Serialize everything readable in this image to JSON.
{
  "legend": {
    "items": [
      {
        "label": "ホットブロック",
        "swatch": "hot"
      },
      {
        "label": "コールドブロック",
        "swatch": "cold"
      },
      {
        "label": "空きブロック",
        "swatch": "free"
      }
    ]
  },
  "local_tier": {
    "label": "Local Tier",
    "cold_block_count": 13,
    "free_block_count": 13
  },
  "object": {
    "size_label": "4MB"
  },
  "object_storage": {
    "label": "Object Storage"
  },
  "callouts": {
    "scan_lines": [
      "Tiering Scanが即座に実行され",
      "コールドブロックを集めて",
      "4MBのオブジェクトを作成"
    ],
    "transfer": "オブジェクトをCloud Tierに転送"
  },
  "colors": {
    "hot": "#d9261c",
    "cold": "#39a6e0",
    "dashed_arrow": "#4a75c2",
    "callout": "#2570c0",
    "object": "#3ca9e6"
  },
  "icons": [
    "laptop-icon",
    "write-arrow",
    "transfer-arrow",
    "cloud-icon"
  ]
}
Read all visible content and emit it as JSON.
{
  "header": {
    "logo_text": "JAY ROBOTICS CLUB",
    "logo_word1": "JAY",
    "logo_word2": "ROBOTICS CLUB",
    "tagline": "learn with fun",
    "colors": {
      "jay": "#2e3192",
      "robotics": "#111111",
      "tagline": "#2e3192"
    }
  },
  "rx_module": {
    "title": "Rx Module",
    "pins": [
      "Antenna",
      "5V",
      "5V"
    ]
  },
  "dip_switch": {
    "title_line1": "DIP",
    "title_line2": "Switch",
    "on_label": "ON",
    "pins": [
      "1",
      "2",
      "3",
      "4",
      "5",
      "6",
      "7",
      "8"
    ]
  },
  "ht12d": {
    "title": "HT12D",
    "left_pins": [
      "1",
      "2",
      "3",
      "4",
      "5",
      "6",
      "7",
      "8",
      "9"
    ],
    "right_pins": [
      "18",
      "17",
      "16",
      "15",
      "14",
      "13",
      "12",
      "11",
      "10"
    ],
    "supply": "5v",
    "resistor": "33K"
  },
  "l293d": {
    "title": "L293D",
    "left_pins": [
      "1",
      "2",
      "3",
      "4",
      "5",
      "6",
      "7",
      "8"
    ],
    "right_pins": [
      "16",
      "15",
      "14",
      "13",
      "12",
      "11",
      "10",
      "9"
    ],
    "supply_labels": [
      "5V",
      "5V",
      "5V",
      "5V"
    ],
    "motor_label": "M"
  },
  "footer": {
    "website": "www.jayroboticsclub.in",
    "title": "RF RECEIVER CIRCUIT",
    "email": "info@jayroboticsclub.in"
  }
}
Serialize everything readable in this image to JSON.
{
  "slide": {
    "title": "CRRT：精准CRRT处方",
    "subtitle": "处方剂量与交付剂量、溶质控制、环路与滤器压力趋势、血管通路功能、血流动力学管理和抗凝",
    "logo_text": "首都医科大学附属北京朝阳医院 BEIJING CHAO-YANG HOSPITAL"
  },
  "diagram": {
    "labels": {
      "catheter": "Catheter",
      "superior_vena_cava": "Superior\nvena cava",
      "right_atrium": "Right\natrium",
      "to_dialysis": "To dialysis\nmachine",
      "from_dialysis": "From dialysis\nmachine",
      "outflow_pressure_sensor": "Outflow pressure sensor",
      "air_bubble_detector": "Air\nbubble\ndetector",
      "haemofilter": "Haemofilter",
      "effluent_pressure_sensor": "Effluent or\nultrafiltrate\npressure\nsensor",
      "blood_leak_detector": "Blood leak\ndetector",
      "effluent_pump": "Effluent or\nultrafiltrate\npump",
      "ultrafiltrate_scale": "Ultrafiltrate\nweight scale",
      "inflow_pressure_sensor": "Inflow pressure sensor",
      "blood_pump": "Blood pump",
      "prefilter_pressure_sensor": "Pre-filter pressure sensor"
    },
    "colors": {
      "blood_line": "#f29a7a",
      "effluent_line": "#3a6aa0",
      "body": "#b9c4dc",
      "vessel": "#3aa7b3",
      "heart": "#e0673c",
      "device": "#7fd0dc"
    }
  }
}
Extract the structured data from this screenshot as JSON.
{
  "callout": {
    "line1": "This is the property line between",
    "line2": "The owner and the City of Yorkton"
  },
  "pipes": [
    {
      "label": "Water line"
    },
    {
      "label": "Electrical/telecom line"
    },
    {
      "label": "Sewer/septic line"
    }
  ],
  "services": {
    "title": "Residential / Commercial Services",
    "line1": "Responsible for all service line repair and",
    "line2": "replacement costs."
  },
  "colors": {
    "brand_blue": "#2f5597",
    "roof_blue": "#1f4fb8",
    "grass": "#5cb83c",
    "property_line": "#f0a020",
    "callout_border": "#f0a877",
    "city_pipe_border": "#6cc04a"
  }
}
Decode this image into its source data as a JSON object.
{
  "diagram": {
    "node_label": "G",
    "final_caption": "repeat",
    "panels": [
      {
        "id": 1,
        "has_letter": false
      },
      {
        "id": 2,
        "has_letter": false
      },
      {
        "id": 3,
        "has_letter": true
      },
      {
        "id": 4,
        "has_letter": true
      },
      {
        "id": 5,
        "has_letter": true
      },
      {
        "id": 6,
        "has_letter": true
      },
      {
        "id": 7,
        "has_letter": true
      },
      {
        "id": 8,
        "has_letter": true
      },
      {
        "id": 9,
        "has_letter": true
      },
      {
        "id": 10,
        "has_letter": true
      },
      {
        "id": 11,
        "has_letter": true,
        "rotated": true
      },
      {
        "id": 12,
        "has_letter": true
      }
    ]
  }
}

────────────────────────────────────────

**Request:** Reproduce each entry from the records above, character for character.

**Result:**
Serialize everything readable in this image to JSON.
{
  "legend": {
    "items": [
      {
        "label": "ホットブロック",
        "swatch": "hot"
      },
      {
        "label": "コールドブロック",
        "swatch": "cold"
      },
      {
        "label": "空きブロック",
        "swatch": "free"
      }
    ]
  },
  "local_tier": {
    "label": "Local Tier",
    "cold_block_count": 13,
    "free_block_count": 13
  },
  "object": {
    "size_label": "4MB"
  },
  "object_storage": {
    "label": "Object Storage"
  },
  "callouts": {
    "scan_lines": [
      "Tiering Scanが即座に実行され",
      "コールドブロックを集めて",
      "4MBのオブジェクトを作成"
    ],
    "transfer": "オブジェクトをCloud Tierに転送"
  },
  "colors": {
    "hot": "#d9261c",
    "cold": "#39a6e0",
    "dashed_arrow": "#4a75c2",
    "callout": "#2570c0",
    "object": "#3ca9e6"
  },
  "icons": [
    "laptop-icon",
    "write-arrow",
    "transfer-arrow",
    "cloud-icon"
  ]
}
Read all visible content and emit it as JSON.
{
  "header": {
    "logo_text": "JAY ROBOTICS CLUB",
    "logo_word1": "JAY",
    "logo_word2": "ROBOTICS CLUB",
    "tagline": "learn with fun",
    "colors": {
      "jay": "#2e3192",
      "robotics": "#111111",
      "tagline": "#2e3192"
    }
  },
  "rx_module": {
    "title": "Rx Module",
    "pins": [
      "Antenna",
      "5V",
      "5V"
    ]
  },
  "dip_switch": {
    "title_line1": "DIP",
    "title_line2": "Switch",
    "on_label": "ON",
    "pins": [
      "1",
      "2",
      "3",
      "4",
      "5",
      "6",
      "7",
      "8"
    ]
  },
  "ht12d": {
    "title": "HT12D",
    "left_pins": [
      "1",
      "2",
      "3",
      "4",
      "5",
      "6",
      "7",
      "8",
      "9"
    ],
    "right_pins": [
      "18",
      "17",
      "16",
      "15",
      "14",
      "13",
      "12",
      "11",
      "10"
    ],
    "supply": "5v",
    "resistor": "33K"
  },
  "l293d": {
    "title": "L293D",
    "left_pins": [
      "1",
      "2",
      "3",
      "4",
      "5",
      "6",
      "7",
      "8"
    ],
    "right_pins": [
      "16",
      "15",
      "14",
      "13",
      "12",
      "11",
      "10",
      "9"
    ],
    "supply_labels": [
      "5V",
      "5V",
      "5V",
      "5V"
    ],
    "motor_label": "M"
  },
  "footer": {
    "website": "www.jayroboticsclub.in",
    "title": "RF RECEIVER CIRCUIT",
    "email": "info@jayroboticsclub.in"
  }
}
Serialize everything readable in this image to JSON.
{
  "slide": {
    "title": "CRRT：精准CRRT处方",
    "subtitle": "处方剂量与交付剂量、溶质控制、环路与滤器压力趋势、血管通路功能、血流动力学管理和抗凝",
    "logo_text": "首都医科大学附属北京朝阳医院 BEIJING CHAO-YANG HOSPITAL"
  },
  "diagram": {
    "labels": {
      "catheter": "Catheter",
      "superior_vena_cava": "Superior\nvena cava",
      "right_atrium": "Right\natrium",
      "to_dialysis": "To dialysis\nmachine",
      "from_dialysis": "From dialysis\nmachine",
      "outflow_pressure_sensor": "Outflow pressure sensor",
      "air_bubble_detector": "Air\nbubble\ndetector",
      "haemofilter": "Haemofilter",
      "effluent_pressure_sensor": "Effluent or\nultrafiltrate\npressure\nsensor",
      "blood_leak_detector": "Blood leak\ndetector",
      "effluent_pump": "Effluent or\nultrafiltrate\npump",
      "ultrafiltrate_scale": "Ultrafiltrate\nweight scale",
      "inflow_pressure_sensor": "Inflow pressure sensor",
      "blood_pump": "Blood pump",
      "prefilter_pressure_sensor": "Pre-filter pressure sensor"
    },
    "colors": {
      "blood_line": "#f29a7a",
      "effluent_line": "#3a6aa0",
      "body": "#b9c4dc",
      "vessel": "#3aa7b3",
      "heart": "#e0673c",
      "device": "#7fd0dc"
    }
  }
}
Extract the structured data from this screenshot as JSON.
{
  "callout": {
    "line1": "This is the property line between",
    "line2": "The owner and the City of Yorkton"
  },
  "pipes": [
    {
      "label": "Water line"
    },
    {
      "label": "Electrical/telecom line"
    },
    {
      "label": "Sewer/septic line"
    }
  ],
  "services": {
    "title": "Residential / Commercial Services",
    "line1": "Responsible for all service line repair and",
    "line2": "replacement costs."
  },
  "colors": {
    "brand_blue": "#2f5597",
    "roof_blue": "#1f4fb8",
    "grass": "#5cb83c",
    "property_line": "#f0a020",
    "callout_border": "#f0a877",
    "city_pipe_border": "#6cc04a"
  }
}
Decode this image into its source data as a JSON object.
{
  "diagram": {
    "node_label": "G",
    "final_caption": "repeat",
    "panels": [
      {
        "id": 1,
        "has_letter": false
      },
      {
        "id": 2,
        "has_letter": false
      },
      {
        "id": 3,
        "has_letter": true
      },
      {
        "id": 4,
        "has_letter": true
      },
      {
        "id": 5,
        "has_letter": true
      },
      {
        "id": 6,
        "has_letter": true
      },
      {
        "id": 7,
        "has_letter": true
      },
      {
        "id": 8,
        "has_letter": true
      },
      {
        "id": 9,
        "has_letter": true
      },
      {
        "id": 10,
        "has_letter": true
      },
      {
        "id": 11,
        "has_letter": true,
        "rotated": true
      },
      {
        "id": 12,
        "has_letter": true
      }
    ]
  }
}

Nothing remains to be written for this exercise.